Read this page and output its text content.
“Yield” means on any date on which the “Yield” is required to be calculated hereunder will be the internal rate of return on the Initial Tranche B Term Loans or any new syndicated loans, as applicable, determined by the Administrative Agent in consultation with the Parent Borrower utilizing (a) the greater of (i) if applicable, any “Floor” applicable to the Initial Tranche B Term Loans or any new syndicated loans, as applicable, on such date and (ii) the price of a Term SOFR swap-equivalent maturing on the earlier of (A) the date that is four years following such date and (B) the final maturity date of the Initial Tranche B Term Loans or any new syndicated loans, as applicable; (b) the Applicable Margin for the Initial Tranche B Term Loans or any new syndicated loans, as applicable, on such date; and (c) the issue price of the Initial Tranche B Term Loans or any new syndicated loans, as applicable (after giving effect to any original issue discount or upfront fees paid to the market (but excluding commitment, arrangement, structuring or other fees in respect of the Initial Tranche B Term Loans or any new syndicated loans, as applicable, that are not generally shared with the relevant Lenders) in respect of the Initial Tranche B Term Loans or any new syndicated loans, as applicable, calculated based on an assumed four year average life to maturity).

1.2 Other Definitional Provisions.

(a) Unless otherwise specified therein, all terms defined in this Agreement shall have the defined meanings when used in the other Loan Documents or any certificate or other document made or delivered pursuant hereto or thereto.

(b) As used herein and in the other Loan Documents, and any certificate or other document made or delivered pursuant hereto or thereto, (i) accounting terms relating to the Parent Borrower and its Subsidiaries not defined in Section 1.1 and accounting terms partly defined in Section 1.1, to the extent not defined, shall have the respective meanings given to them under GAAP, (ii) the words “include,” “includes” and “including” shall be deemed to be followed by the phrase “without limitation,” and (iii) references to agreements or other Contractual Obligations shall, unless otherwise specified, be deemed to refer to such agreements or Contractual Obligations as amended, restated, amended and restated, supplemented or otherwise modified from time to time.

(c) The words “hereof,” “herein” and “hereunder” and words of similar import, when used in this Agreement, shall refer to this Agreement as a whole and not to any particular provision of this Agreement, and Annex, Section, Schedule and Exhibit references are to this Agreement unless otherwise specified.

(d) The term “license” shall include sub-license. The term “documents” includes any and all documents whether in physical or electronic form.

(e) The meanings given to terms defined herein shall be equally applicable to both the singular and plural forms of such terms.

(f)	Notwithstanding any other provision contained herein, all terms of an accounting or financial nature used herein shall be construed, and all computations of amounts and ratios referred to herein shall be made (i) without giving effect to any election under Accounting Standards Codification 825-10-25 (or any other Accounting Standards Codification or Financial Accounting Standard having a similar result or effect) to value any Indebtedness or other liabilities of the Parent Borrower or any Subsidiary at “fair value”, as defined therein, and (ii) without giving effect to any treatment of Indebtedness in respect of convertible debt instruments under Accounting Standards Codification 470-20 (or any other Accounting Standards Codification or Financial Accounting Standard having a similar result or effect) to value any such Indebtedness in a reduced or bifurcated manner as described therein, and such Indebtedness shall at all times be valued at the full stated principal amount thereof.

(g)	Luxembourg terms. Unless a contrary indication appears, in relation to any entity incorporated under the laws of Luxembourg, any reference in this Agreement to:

####################

**Goal of the exercise**: Write out the entries above word for word.

**Solution to this problem**:
Read this page and output its text content.
“Yield” means on any date on which the “Yield” is required to be calculated hereunder will be the internal rate of return on the Initial Tranche B Term Loans or any new syndicated loans, as applicable, determined by the Administrative Agent in consultation with the Parent Borrower utilizing (a) the greater of (i) if applicable, any “Floor” applicable to the Initial Tranche B Term Loans or any new syndicated loans, as applicable, on such date and (ii) the price of a Term SOFR swap-equivalent maturing on the earlier of (A) the date that is four years following such date and (B) the final maturity date of the Initial Tranche B Term Loans or any new syndicated loans, as applicable; (b) the Applicable Margin for the Initial Tranche B Term Loans or any new syndicated loans, as applicable, on such date; and (c) the issue price of the Initial Tranche B Term Loans or any new syndicated loans, as applicable (after giving effect to any original issue discount or upfront fees paid to the market (but excluding commitment, arrangement, structuring or other fees in respect of the Initial Tranche B Term Loans or any new syndicated loans, as applicable, that are not generally shared with the relevant Lenders) in respect of the Initial Tranche B Term Loans or any new syndicated loans, as applicable, calculated based on an assumed four year average life to maturity).

1.2 Other Definitional Provisions.

(a) Unless otherwise specified therein, all terms defined in this Agreement shall have the defined meanings when used in the other Loan Documents or any certificate or other document made or delivered pursuant hereto or thereto.

(b) As used herein and in the other Loan Documents, and any certificate or other document made or delivered pursuant hereto or thereto, (i) accounting terms relating to the Parent Borrower and its Subsidiaries not defined in Section 1.1 and accounting terms partly defined in Section 1.1, to the extent not defined, shall have the respective meanings given to them under GAAP, (ii) the words “include,” “includes” and “including” shall be deemed to be followed by the phrase “without limitation,” and (iii) references to agreements or other Contractual Obligations shall, unless otherwise specified, be deemed to refer to such agreements or Contractual Obligations as amended, restated, amended and restated, supplemented or otherwise modified from time to time.

(c) The words “hereof,” “herein” and “hereunder” and words of similar import, when used in this Agreement, shall refer to this Agreement as a whole and not to any particular provision of this Agreement, and Annex, Section, Schedule and Exhibit references are to this Agreement unless otherwise specified.

(d) The term “license” shall include sub-license. The term “documents” includes any and all documents whether in physical or electronic form.

(e) The meanings given to terms defined herein shall be equally applicable to both the singular and plural forms of such terms.

(f)	Notwithstanding any other provision contained herein, all terms of an accounting or financial nature used herein shall be construed, and all computations of amounts and ratios referred to herein shall be made (i) without giving effect to any election under Accounting Standards Codification 825-10-25 (or any other Accounting Standards Codification or Financial Accounting Standard having a similar result or effect) to value any Indebtedness or other liabilities of the Parent Borrower or any Subsidiary at “fair value”, as defined therein, and (ii) without giving effect to any treatment of Indebtedness in respect of convertible debt instruments under Accounting Standards Codification 470-20 (or any other Accounting Standards Codification or Financial Accounting Standard having a similar result or effect) to value any such Indebtedness in a reduced or bifurcated manner as described therein, and such Indebtedness shall at all times be valued at the full stated principal amount thereof.

(g)	Luxembourg terms. Unless a contrary indication appears, in relation to any entity incorporated under the laws of Luxembourg, any reference in this Agreement to:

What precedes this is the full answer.